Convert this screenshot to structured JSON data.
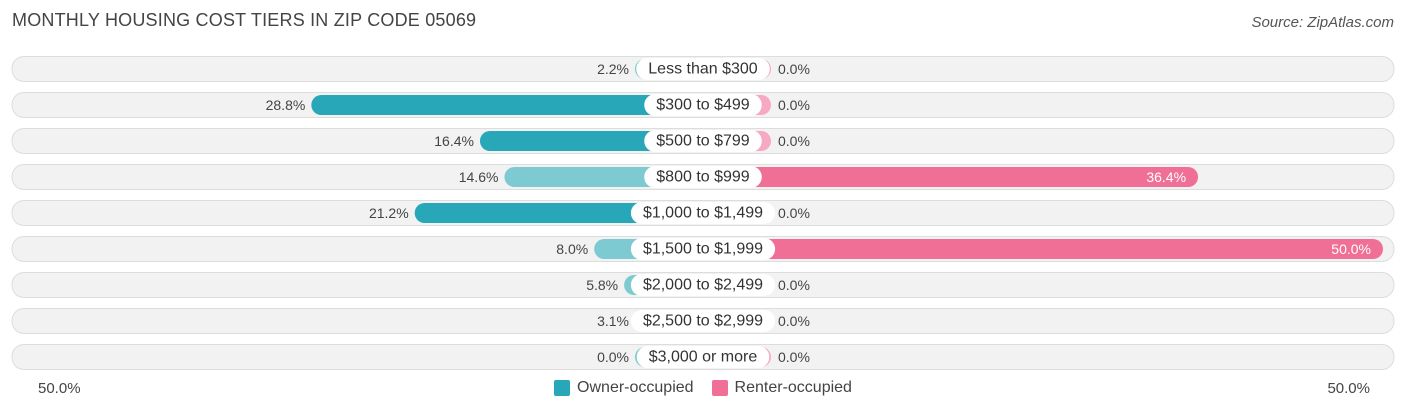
{
  "title": "MONTHLY HOUSING COST TIERS IN ZIP CODE 05069",
  "source": "Source: ZipAtlas.com",
  "colors": {
    "owner_light": "#7dcad2",
    "owner_dark": "#27a7b7",
    "renter_light": "#f7a8c2",
    "renter_dark": "#ef6f97",
    "row_bg": "#f2f2f2",
    "row_border": "#dddddd"
  },
  "axis": {
    "left_label": "50.0%",
    "right_label": "50.0%"
  },
  "legend": {
    "owner_label": "Owner-occupied",
    "renter_label": "Renter-occupied"
  },
  "chart_data": {
    "type": "bar",
    "orientation": "horizontal-diverging",
    "categories": [
      "Less than $300",
      "$300 to $499",
      "$500 to $799",
      "$800 to $999",
      "$1,000 to $1,499",
      "$1,500 to $1,999",
      "$2,000 to $2,499",
      "$2,500 to $2,999",
      "$3,000 or more"
    ],
    "series": [
      {
        "name": "Owner-occupied",
        "values": [
          2.2,
          28.8,
          16.4,
          14.6,
          21.2,
          8.0,
          5.8,
          3.1,
          0.0
        ],
        "labels": [
          "2.2%",
          "28.8%",
          "16.4%",
          "14.6%",
          "21.2%",
          "8.0%",
          "5.8%",
          "3.1%",
          "0.0%"
        ]
      },
      {
        "name": "Renter-occupied",
        "values": [
          0.0,
          0.0,
          0.0,
          36.4,
          0.0,
          50.0,
          0.0,
          0.0,
          0.0
        ],
        "labels": [
          "0.0%",
          "0.0%",
          "0.0%",
          "36.4%",
          "0.0%",
          "50.0%",
          "0.0%",
          "0.0%",
          "0.0%"
        ]
      }
    ],
    "xlim": [
      0,
      50
    ]
  }
}
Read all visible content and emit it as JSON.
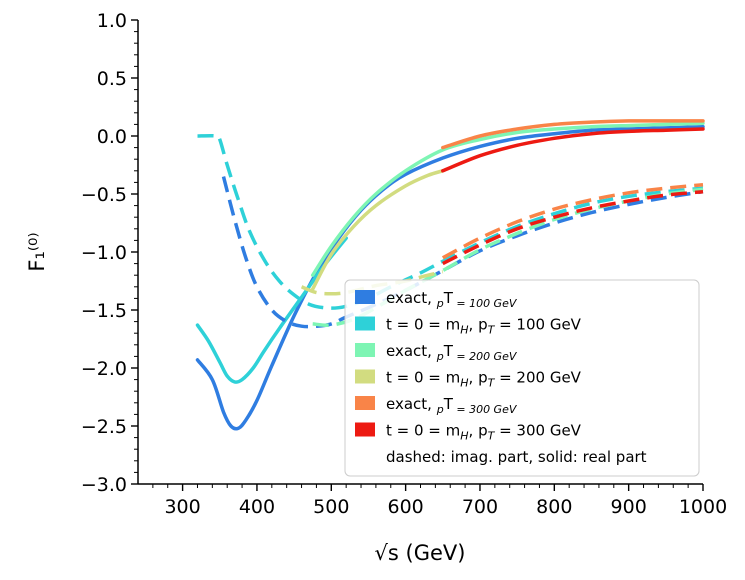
{
  "chart_data": {
    "type": "line",
    "title": "",
    "xlabel": "√s (GeV)",
    "ylabel": "F₁⁽⁰⁾",
    "xlim": [
      240,
      1000
    ],
    "ylim": [
      -3.0,
      1.0
    ],
    "x_ticks": [
      300,
      400,
      500,
      600,
      700,
      800,
      900,
      1000
    ],
    "y_ticks": [
      -3.0,
      -2.5,
      -2.0,
      -1.5,
      -1.0,
      -0.5,
      0.0,
      0.5,
      1.0
    ],
    "x_tick_labels": [
      "300",
      "400",
      "500",
      "600",
      "700",
      "800",
      "900",
      "1000"
    ],
    "y_tick_labels": [
      "−3.0",
      "−2.5",
      "−2.0",
      "−1.5",
      "−1.0",
      "−0.5",
      "0.0",
      "0.5",
      "1.0"
    ],
    "grid": false,
    "legend_position": "lower-right",
    "series": [
      {
        "name": "exact, p_T = 100 GeV",
        "legend": [
          "exact, ",
          "p",
          "T",
          " = 100 GeV"
        ],
        "color": "#2f7de1",
        "real": {
          "x": [
            320,
            340,
            355,
            365,
            375,
            385,
            400,
            420,
            450,
            480,
            510,
            540,
            570,
            600,
            650,
            700,
            750,
            800,
            850,
            900,
            950,
            1000
          ],
          "y": [
            -1.93,
            -2.1,
            -2.38,
            -2.5,
            -2.52,
            -2.45,
            -2.28,
            -1.98,
            -1.55,
            -1.18,
            -0.88,
            -0.64,
            -0.46,
            -0.33,
            -0.19,
            -0.09,
            -0.02,
            0.02,
            0.05,
            0.06,
            0.07,
            0.08
          ]
        },
        "imag": {
          "x": [
            355,
            370,
            385,
            400,
            420,
            440,
            460,
            480,
            500,
            520,
            550,
            600,
            650,
            700,
            750,
            800,
            850,
            900,
            950,
            1000
          ],
          "y": [
            -0.35,
            -0.72,
            -1.05,
            -1.3,
            -1.5,
            -1.6,
            -1.64,
            -1.64,
            -1.62,
            -1.56,
            -1.48,
            -1.33,
            -1.16,
            -0.99,
            -0.86,
            -0.75,
            -0.66,
            -0.59,
            -0.53,
            -0.48
          ]
        }
      },
      {
        "name": "t = 0 = m_H, p_T = 100 GeV",
        "legend": [
          "t = 0 = m",
          "H",
          ", p",
          "T",
          " = 100 GeV"
        ],
        "color": "#2ed1d8",
        "real": {
          "x": [
            320,
            335,
            350,
            360,
            370,
            380,
            395,
            410,
            430,
            450,
            470,
            490,
            520
          ],
          "y": [
            -1.63,
            -1.77,
            -1.95,
            -2.07,
            -2.12,
            -2.1,
            -2.0,
            -1.85,
            -1.66,
            -1.48,
            -1.3,
            -1.12,
            -0.88
          ]
        },
        "imag": {
          "x": [
            320,
            345,
            350,
            360,
            375,
            390,
            410,
            430,
            450,
            470,
            490,
            510,
            530,
            550,
            580,
            620,
            650,
            700,
            750,
            800,
            850,
            900,
            950,
            1000
          ],
          "y": [
            0.0,
            0.0,
            -0.03,
            -0.25,
            -0.55,
            -0.82,
            -1.07,
            -1.25,
            -1.37,
            -1.45,
            -1.48,
            -1.48,
            -1.45,
            -1.4,
            -1.3,
            -1.18,
            -1.08,
            -0.92,
            -0.78,
            -0.67,
            -0.58,
            -0.52,
            -0.48,
            -0.45
          ]
        }
      },
      {
        "name": "exact, p_T = 200 GeV",
        "legend": [
          "exact, ",
          "p",
          "T",
          " = 200 GeV"
        ],
        "color": "#7ef5b4",
        "real": {
          "x": [
            475,
            500,
            530,
            560,
            600,
            650,
            700,
            750,
            800,
            850,
            900,
            950,
            1000
          ],
          "y": [
            -1.2,
            -0.95,
            -0.7,
            -0.5,
            -0.3,
            -0.12,
            -0.03,
            0.03,
            0.06,
            0.08,
            0.09,
            0.1,
            0.11
          ]
        },
        "imag": {
          "x": [
            475,
            500,
            530,
            560,
            600,
            650,
            700,
            750,
            800,
            850,
            900,
            950,
            1000
          ],
          "y": [
            -1.62,
            -1.63,
            -1.58,
            -1.48,
            -1.33,
            -1.16,
            -0.98,
            -0.84,
            -0.72,
            -0.63,
            -0.56,
            -0.5,
            -0.46
          ]
        }
      },
      {
        "name": "t = 0 = m_H, p_T = 200 GeV",
        "legend": [
          "t = 0 = m",
          "H",
          ", p",
          "T",
          " = 200 GeV"
        ],
        "color": "#d2dc80",
        "real": {
          "x": [
            475,
            500,
            530,
            560,
            600,
            630,
            650
          ],
          "y": [
            -1.32,
            -1.02,
            -0.78,
            -0.6,
            -0.43,
            -0.34,
            -0.3
          ]
        },
        "imag": {
          "x": [
            460,
            480,
            500,
            520,
            540,
            560,
            600,
            630,
            650
          ],
          "y": [
            -1.3,
            -1.35,
            -1.36,
            -1.35,
            -1.32,
            -1.29,
            -1.25,
            -1.2,
            -1.17
          ]
        }
      },
      {
        "name": "exact, p_T = 300 GeV",
        "legend": [
          "exact, ",
          "p",
          "T",
          " = 300 GeV"
        ],
        "color": "#f98448",
        "real": {
          "x": [
            650,
            700,
            750,
            800,
            850,
            900,
            950,
            1000
          ],
          "y": [
            -0.1,
            0.0,
            0.06,
            0.1,
            0.12,
            0.13,
            0.13,
            0.13
          ]
        },
        "imag": {
          "x": [
            650,
            700,
            750,
            800,
            850,
            900,
            950,
            1000
          ],
          "y": [
            -1.05,
            -0.88,
            -0.74,
            -0.63,
            -0.55,
            -0.49,
            -0.45,
            -0.42
          ]
        }
      },
      {
        "name": "t = 0 = m_H, p_T = 300 GeV",
        "legend": [
          "t = 0 = m",
          "H",
          ", p",
          "T",
          " = 300 GeV"
        ],
        "color": "#ed1a12",
        "real": {
          "x": [
            650,
            700,
            750,
            800,
            850,
            900,
            950,
            1000
          ],
          "y": [
            -0.3,
            -0.17,
            -0.08,
            -0.02,
            0.02,
            0.04,
            0.05,
            0.06
          ]
        },
        "imag": {
          "x": [
            650,
            700,
            750,
            800,
            850,
            900,
            950,
            1000
          ],
          "y": [
            -1.1,
            -0.94,
            -0.8,
            -0.7,
            -0.62,
            -0.56,
            -0.51,
            -0.48
          ]
        }
      }
    ],
    "legend_note": "dashed: imag. part, solid: real part"
  }
}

===============

From the data, list each line in which the string "title" appears.

- _FINISHED TASK_:
  "title": "MONTHLY HOUSING COST TIERS IN ZIP CODE 05069",
    "title": "",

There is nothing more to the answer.